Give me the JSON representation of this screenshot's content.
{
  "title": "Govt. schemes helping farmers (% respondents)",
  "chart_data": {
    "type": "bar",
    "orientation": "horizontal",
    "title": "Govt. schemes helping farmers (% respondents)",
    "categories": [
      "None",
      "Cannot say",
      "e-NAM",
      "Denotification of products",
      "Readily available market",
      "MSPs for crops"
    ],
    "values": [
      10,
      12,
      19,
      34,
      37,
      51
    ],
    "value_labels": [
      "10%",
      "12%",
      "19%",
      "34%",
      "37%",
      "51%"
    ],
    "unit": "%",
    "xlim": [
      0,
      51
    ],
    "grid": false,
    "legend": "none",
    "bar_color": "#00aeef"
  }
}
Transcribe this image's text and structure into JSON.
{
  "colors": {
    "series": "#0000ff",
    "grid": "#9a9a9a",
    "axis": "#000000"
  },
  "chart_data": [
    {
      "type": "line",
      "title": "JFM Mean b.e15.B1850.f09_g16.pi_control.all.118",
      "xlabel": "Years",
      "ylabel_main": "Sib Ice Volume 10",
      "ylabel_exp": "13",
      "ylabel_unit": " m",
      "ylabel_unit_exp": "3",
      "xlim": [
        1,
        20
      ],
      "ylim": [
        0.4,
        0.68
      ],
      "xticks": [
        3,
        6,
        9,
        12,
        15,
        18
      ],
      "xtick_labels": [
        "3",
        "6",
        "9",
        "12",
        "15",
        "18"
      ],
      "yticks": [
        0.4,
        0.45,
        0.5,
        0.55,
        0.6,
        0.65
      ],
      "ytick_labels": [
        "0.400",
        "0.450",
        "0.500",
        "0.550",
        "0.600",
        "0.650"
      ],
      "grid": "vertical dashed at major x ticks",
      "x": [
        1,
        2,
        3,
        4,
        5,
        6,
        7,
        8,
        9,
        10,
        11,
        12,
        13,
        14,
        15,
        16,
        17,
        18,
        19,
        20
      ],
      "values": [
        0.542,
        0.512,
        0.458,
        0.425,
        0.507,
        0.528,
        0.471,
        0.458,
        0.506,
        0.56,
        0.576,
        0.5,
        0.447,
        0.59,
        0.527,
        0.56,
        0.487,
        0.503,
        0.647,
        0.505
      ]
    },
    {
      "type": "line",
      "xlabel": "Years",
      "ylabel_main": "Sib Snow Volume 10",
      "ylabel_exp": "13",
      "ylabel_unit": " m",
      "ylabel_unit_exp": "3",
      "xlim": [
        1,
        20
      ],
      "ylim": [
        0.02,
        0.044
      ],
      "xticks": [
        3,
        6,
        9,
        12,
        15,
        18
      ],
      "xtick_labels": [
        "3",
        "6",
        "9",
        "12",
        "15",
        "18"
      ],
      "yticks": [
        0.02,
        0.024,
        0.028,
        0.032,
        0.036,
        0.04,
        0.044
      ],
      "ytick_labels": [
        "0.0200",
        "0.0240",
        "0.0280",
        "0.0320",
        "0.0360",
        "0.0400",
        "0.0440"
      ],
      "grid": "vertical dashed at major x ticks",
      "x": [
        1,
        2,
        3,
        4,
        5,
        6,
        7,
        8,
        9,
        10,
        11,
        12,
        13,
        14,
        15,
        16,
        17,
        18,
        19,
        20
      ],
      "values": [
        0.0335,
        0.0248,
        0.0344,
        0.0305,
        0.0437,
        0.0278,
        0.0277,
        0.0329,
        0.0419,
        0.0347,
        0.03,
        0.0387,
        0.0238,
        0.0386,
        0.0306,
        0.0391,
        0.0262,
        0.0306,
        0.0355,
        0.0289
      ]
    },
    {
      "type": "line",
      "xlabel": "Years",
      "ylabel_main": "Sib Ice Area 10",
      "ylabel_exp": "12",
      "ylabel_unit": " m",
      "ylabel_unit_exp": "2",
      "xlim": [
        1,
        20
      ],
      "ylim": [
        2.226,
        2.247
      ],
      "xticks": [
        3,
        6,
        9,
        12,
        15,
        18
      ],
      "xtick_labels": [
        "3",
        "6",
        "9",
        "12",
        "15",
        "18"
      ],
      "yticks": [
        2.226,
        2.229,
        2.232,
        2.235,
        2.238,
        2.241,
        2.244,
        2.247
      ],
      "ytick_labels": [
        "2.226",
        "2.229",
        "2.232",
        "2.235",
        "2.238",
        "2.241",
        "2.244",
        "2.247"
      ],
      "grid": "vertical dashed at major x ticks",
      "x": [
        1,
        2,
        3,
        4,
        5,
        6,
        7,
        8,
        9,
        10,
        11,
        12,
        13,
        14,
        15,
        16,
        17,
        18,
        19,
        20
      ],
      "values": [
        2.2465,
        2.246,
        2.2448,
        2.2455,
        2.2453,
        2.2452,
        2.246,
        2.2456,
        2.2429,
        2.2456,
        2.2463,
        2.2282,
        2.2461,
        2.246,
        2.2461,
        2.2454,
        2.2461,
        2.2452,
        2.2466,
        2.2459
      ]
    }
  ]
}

------------------------------

Go through the material above and count the lines that include "this". Give the number alone.

**WRITTEN ANSWER**:
2